__Problem requirements__.
Say how many lines hold the string "xxxx"; please write nothing but the number.

__The input__.
========

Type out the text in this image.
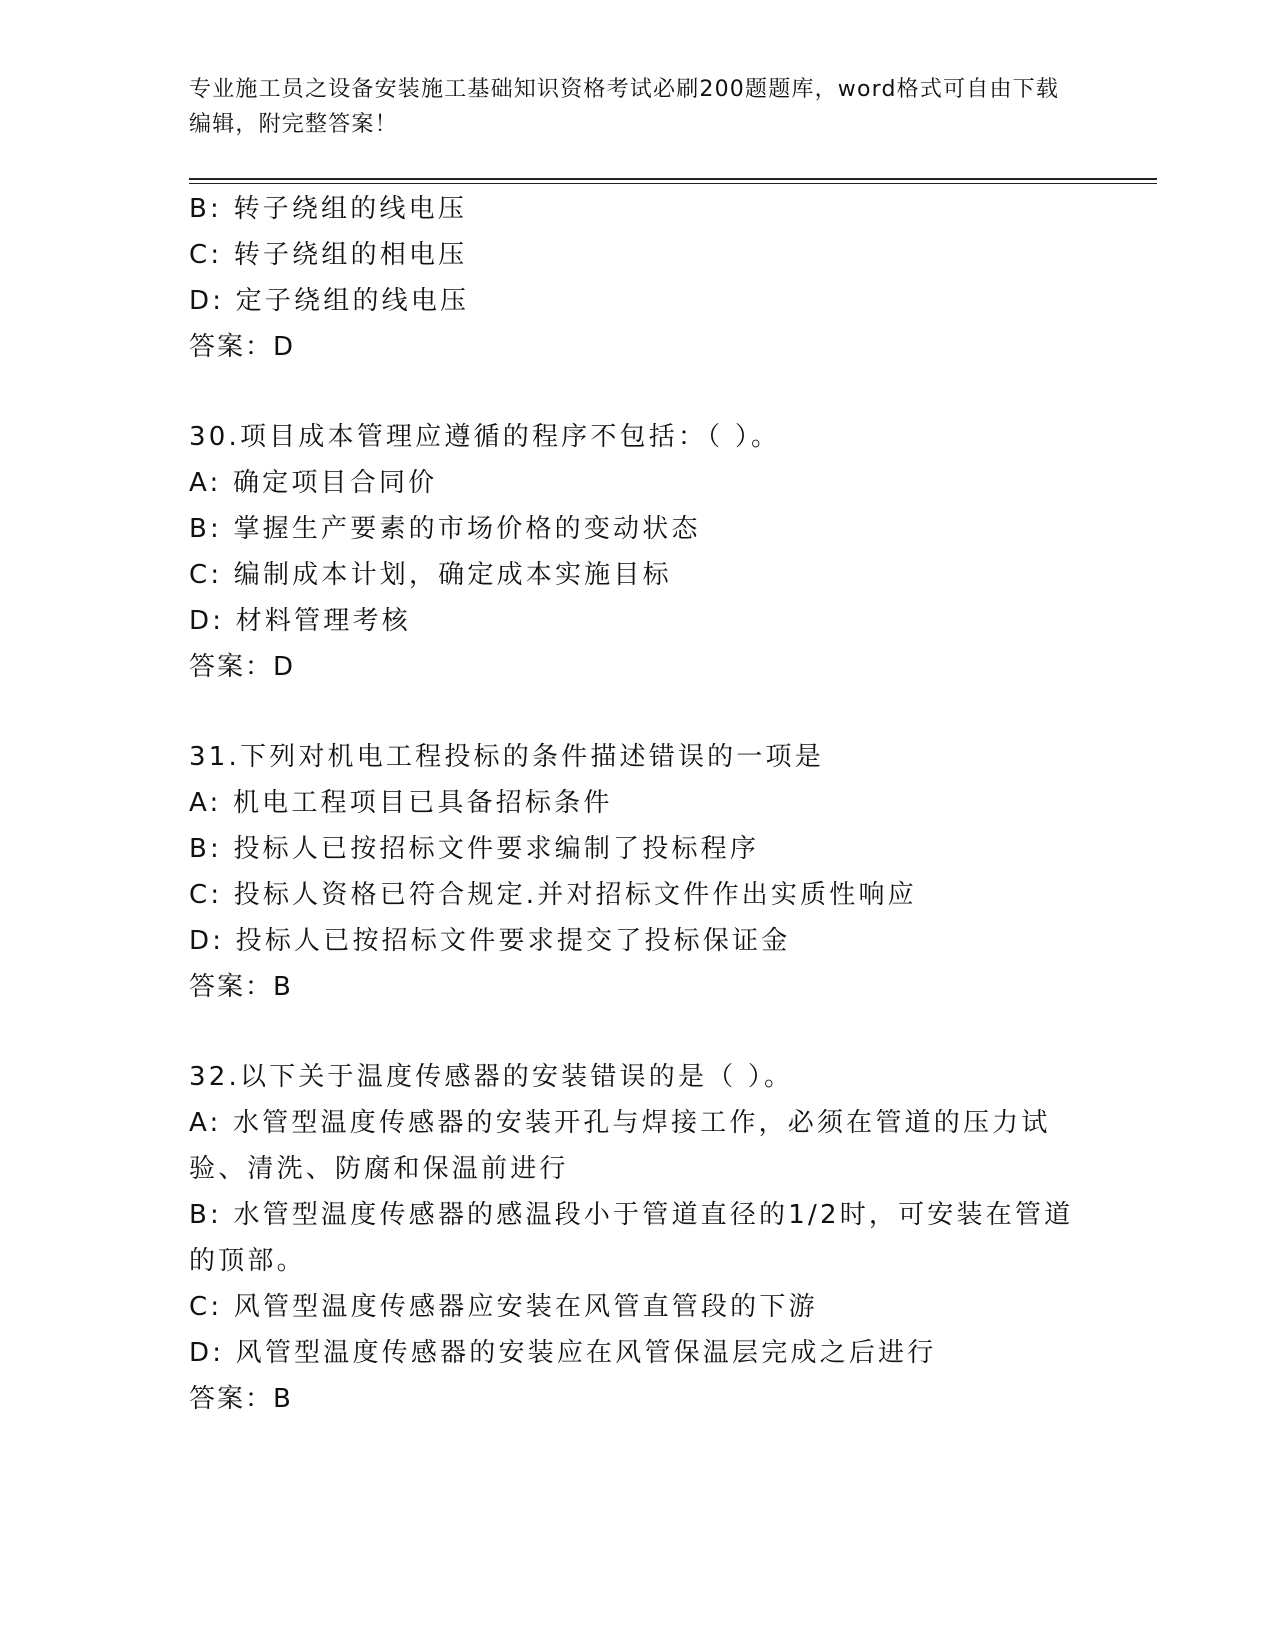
专业施工员之设备安装施工基础知识资格考试必刷200题题库，word格式可自由下载编辑，附完整答案！
B: 转子绕组的线电压
C: 转子绕组的相电压
D: 定子绕组的线电压
答案：D
30.项目成本管理应遵循的程序不包括：（ ）。
A: 确定项目合同价
B: 掌握生产要素的市场价格的变动状态
C: 编制成本计划，确定成本实施目标
D: 材料管理考核
答案：D
31.下列对机电工程投标的条件描述错误的一项是
A: 机电工程项目已具备招标条件
B: 投标人已按招标文件要求编制了投标程序
C: 投标人资格已符合规定.并对招标文件作出实质性响应
D: 投标人已按招标文件要求提交了投标保证金
答案：B
32.以下关于温度传感器的安装错误的是（ ）。
A: 水管型温度传感器的安装开孔与焊接工作，必须在管道的压力试验、清洗、防腐和保温前进行
B: 水管型温度传感器的感温段小于管道直径的1/2时，可安装在管道的顶部。
C: 风管型温度传感器应安装在风管直管段的下游
D: 风管型温度传感器的安装应在风管保温层完成之后进行
答案：B
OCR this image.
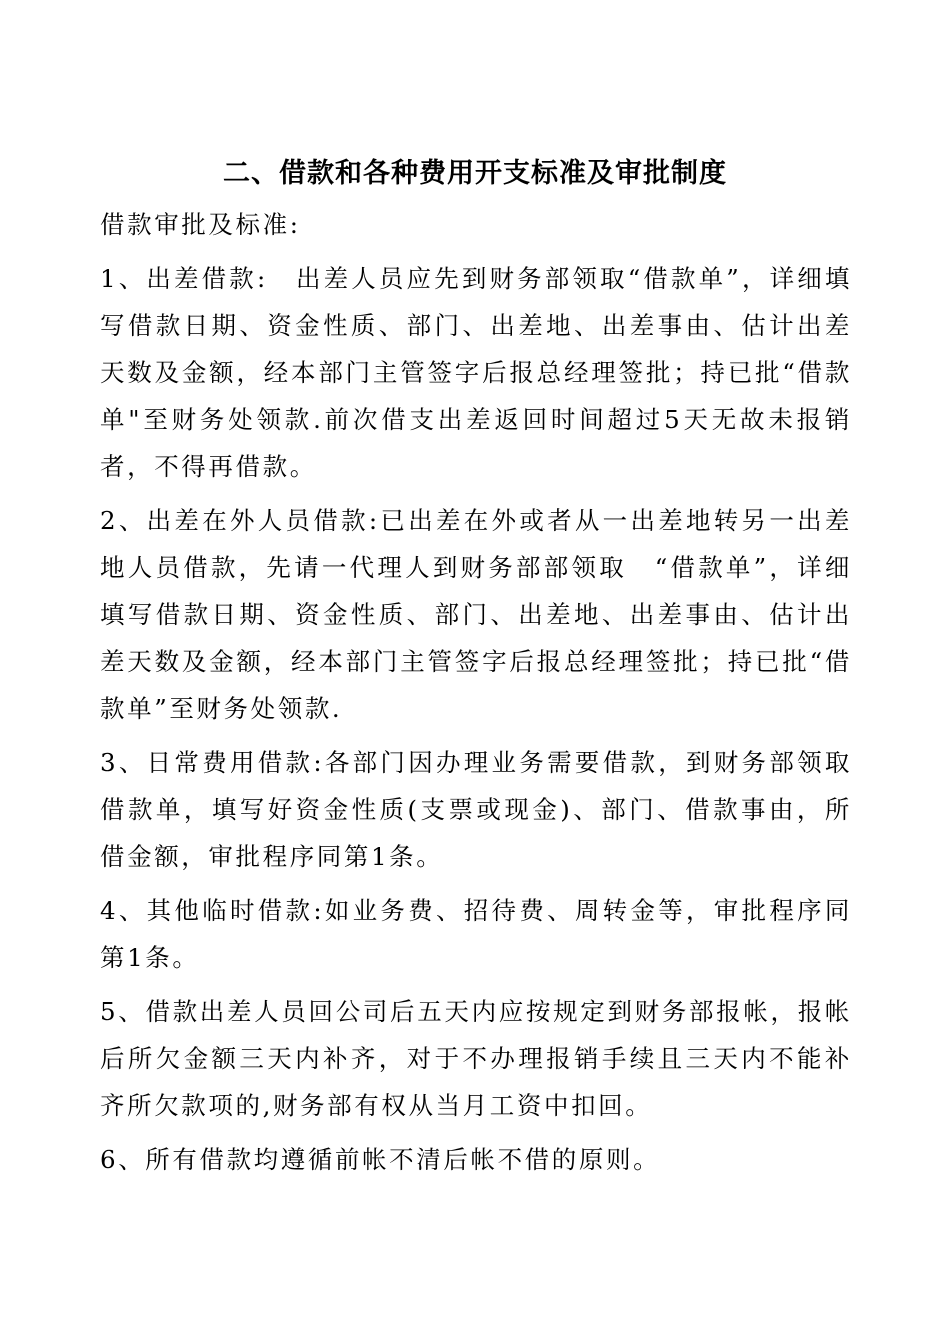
二、借款和各种费用开支标准及审批制度

借款审批及标准:

1、出差借款:　出差人员应先到财务部领取“借款单”，详细填写借款日期、资金性质、部门、出差地、出差事由、估计出差天数及金额，经本部门主管签字后报总经理签批；持已批“借款单"至财务处领款.前次借支出差返回时间超过5天无故未报销者，不得再借款。

2、出差在外人员借款:已出差在外或者从一出差地转另一出差地人员借款，先请一代理人到财务部部领取　“借款单”，详细填写借款日期、资金性质、部门、出差地、出差事由、估计出差天数及金额，经本部门主管签字后报总经理签批；持已批“借款单”至财务处领款.

3、日常费用借款:各部门因办理业务需要借款，到财务部领取借款单，填写好资金性质(支票或现金)、部门、借款事由，所借金额，审批程序同第1条。

4、其他临时借款:如业务费、招待费、周转金等，审批程序同第1条。

5、借款出差人员回公司后五天内应按规定到财务部报帐，报帐后所欠金额三天内补齐，对于不办理报销手续且三天内不能补齐所欠款项的,财务部有权从当月工资中扣回。

6、所有借款均遵循前帐不清后帐不借的原则。
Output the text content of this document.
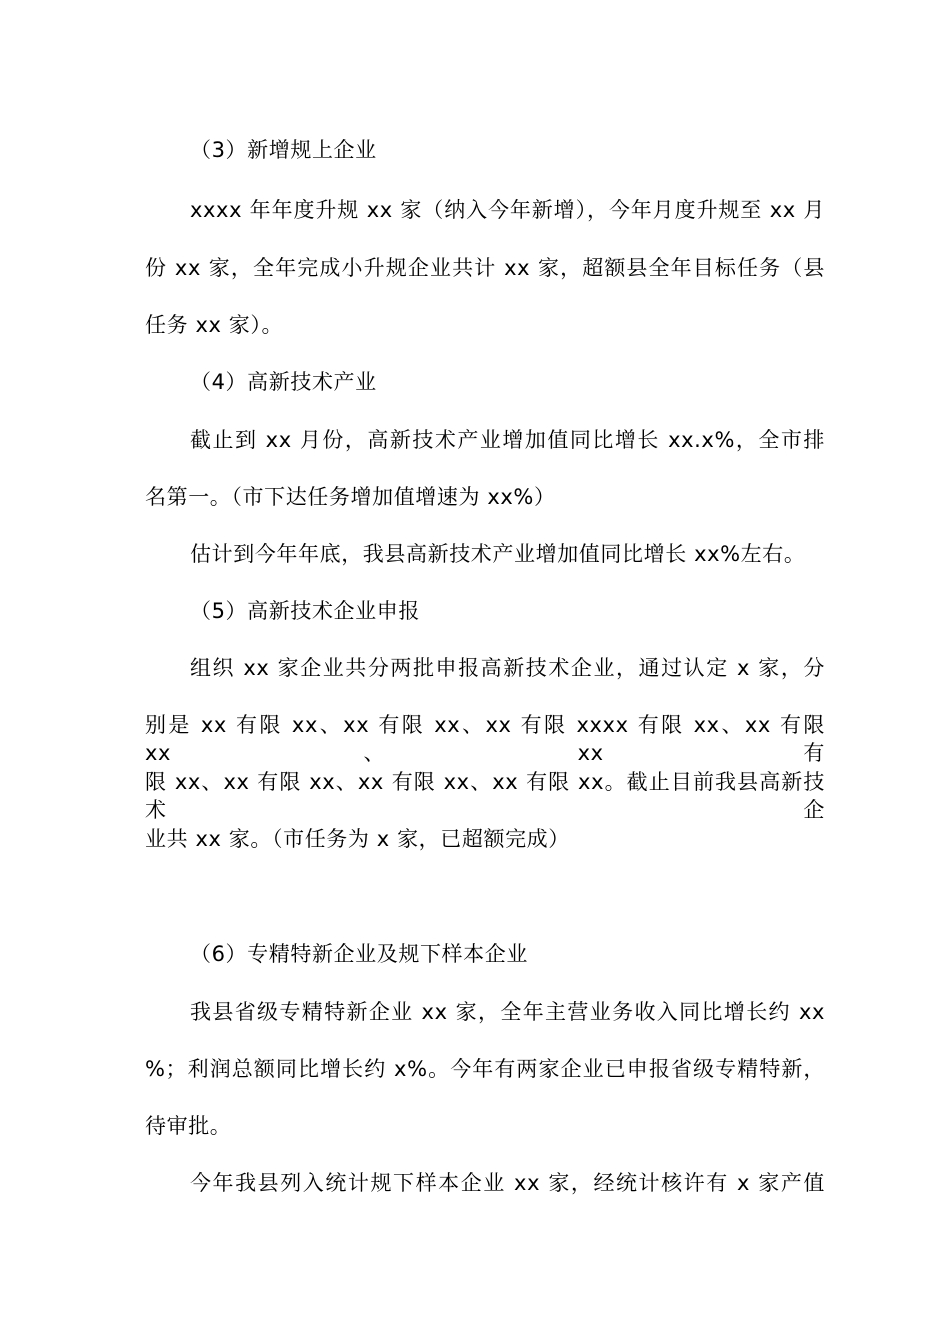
（3）新增规上企业
xxxx 年年度升规 xx 家（纳入今年新增），今年月度升规至 xx 月
份 xx 家，全年完成小升规企业共计 xx 家，超额县全年目标任务（县
任务 xx 家）。
（4）高新技术产业
截止到 xx 月份，高新技术产业增加值同比增长 xx.x%，全市排
名第一。（市下达任务增加值增速为 xx%）
估计到今年年底，我县高新技术产业增加值同比增长 xx%左右。
（5）高新技术企业申报
组织 xx 家企业共分两批申报高新技术企业，通过认定 x 家，分
别是 xx 有限 xx、xx 有限 xx、xx 有限 xxxx 有限 xx、xx 有限 xx、xx 有
限 xx、xx 有限 xx、xx 有限 xx、xx 有限 xx。截止目前我县高新技术企
业共 xx 家。（市任务为 x 家，已超额完成）
（6）专精特新企业及规下样本企业
我县省级专精特新企业 xx 家，全年主营业务收入同比增长约 xx
%；利润总额同比增长约 x%。今年有两家企业已申报省级专精特新，
待审批。
今年我县列入统计规下样本企业 xx 家，经统计核许有 x 家产值
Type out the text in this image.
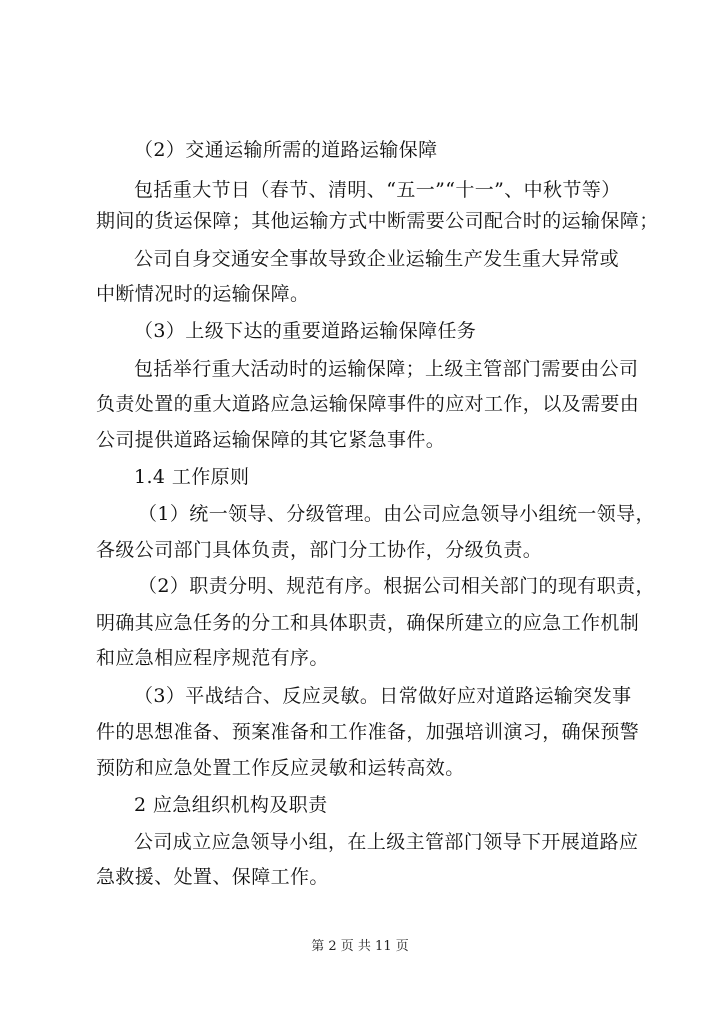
（2）交通运输所需的道路运输保障
包括重大节日（春节、清明、“五一”“十一”、中秋节等）
期间的货运保障；其他运输方式中断需要公司配合时的运输保障；
公司自身交通安全事故导致企业运输生产发生重大异常或
中断情况时的运输保障。
（3）上级下达的重要道路运输保障任务
包括举行重大活动时的运输保障；上级主管部门需要由公司
负责处置的重大道路应急运输保障事件的应对工作，以及需要由
公司提供道路运输保障的其它紧急事件。
1.4 工作原则
（1）统一领导、分级管理。由公司应急领导小组统一领导，
各级公司部门具体负责，部门分工协作，分级负责。
（2）职责分明、规范有序。根据公司相关部门的现有职责，
明确其应急任务的分工和具体职责，确保所建立的应急工作机制
和应急相应程序规范有序。
（3）平战结合、反应灵敏。日常做好应对道路运输突发事
件的思想准备、预案准备和工作准备，加强培训演习，确保预警
预防和应急处置工作反应灵敏和运转高效。
2 应急组织机构及职责
公司成立应急领导小组，在上级主管部门领导下开展道路应
急救援、处置、保障工作。
第 2 页 共 11 页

========

__Written solution__.
2